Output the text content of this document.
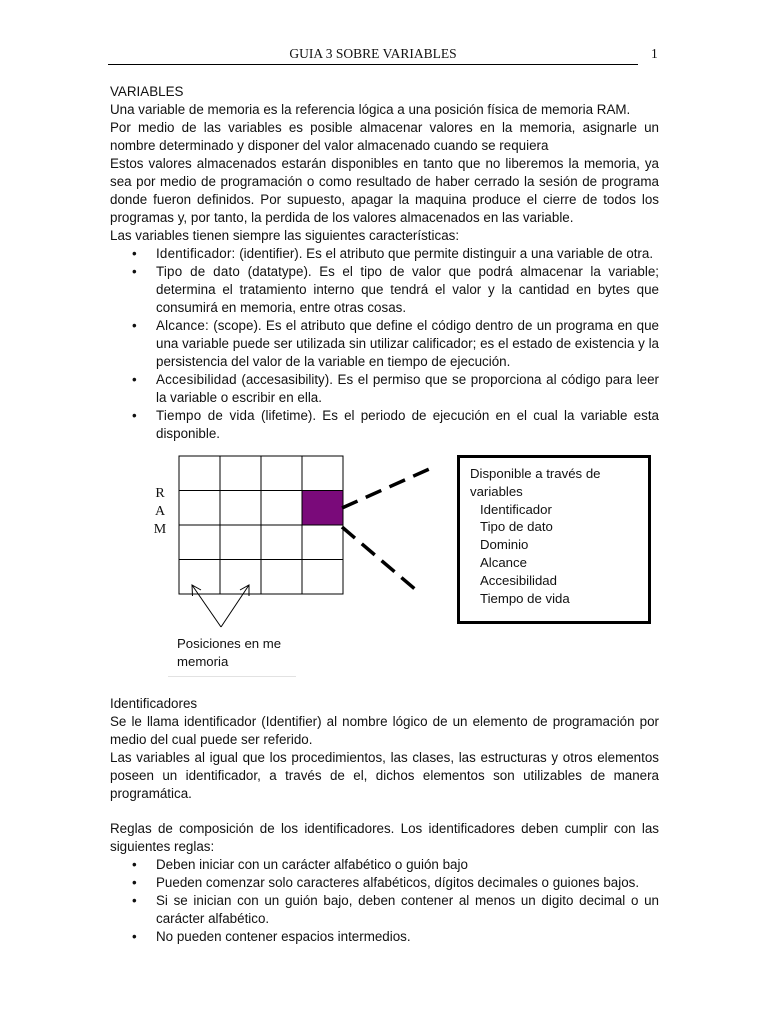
GUIA 3 SOBRE VARIABLES	1

VARIABLES

Una variable de memoria es la referencia lógica a una posición física de memoria RAM.

Por medio de las variables es posible almacenar valores en la memoria, asignarle un nombre determinado y disponer del valor almacenado cuando se requiera

Estos valores almacenados estarán disponibles en tanto que no liberemos la memoria, ya sea por medio de programación o como resultado de haber cerrado la sesión de programa donde fueron definidos. Por supuesto, apagar la maquina produce el cierre de todos los programas y, por tanto, la perdida de los valores almacenados en las variable.

Las variables tienen siempre las siguientes características:

• Identificador: (identifier). Es el atributo que permite distinguir a una variable de otra.
• Tipo de dato (datatype). Es el tipo de valor que podrá almacenar la variable; determina el tratamiento interno que tendrá el valor y la cantidad en bytes que consumirá en memoria, entre otras cosas.
• Alcance: (scope). Es el atributo que define el código dentro de un programa en que una variable puede ser utilizada sin utilizar calificador; es el estado de existencia y la persistencia del valor de la variable en tiempo de ejecución.
• Accesibilidad (accesasibility). Es el permiso que se proporciona al código para leer la variable o escribir en ella.
• Tiempo de vida (lifetime). Es el periodo de ejecución en el cual la variable esta disponible.
R
A
M
Disponible a través de
variables
Identificador
Tipo de dato
Dominio
Alcance
Accesibilidad
Tiempo de vida
Posiciones en me
memoria

Identificadores

Se le llama identificador (Identifier) al nombre lógico de un elemento de programación por medio del cual puede ser referido.

Las variables al igual que los procedimientos, las clases, las estructuras y otros elementos poseen un identificador, a través de el, dichos elementos son utilizables de manera programática.

Reglas de composición de los identificadores. Los identificadores deben cumplir con las siguientes reglas:

• Deben iniciar con un carácter alfabético o guión bajo
• Pueden comenzar solo caracteres alfabéticos, dígitos decimales o guiones bajos.
• Si se inician con un guión bajo, deben contener al menos un digito decimal o un carácter alfabético.
• No pueden contener espacios intermedios.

PROBLEM REQUIREMENTS: Which lines contain the word "atributo"? Copy each of them.

EXERCISE OUTPUT:
• Identificador: (identifier). Es el atributo que permite distinguir a una variable de otra.
• Alcance: (scope). Es el atributo que define el código dentro de un programa en que una variable puede ser utilizada sin utilizar calificador; es el estado de existencia y la persistencia del valor de la variable en tiempo de ejecución.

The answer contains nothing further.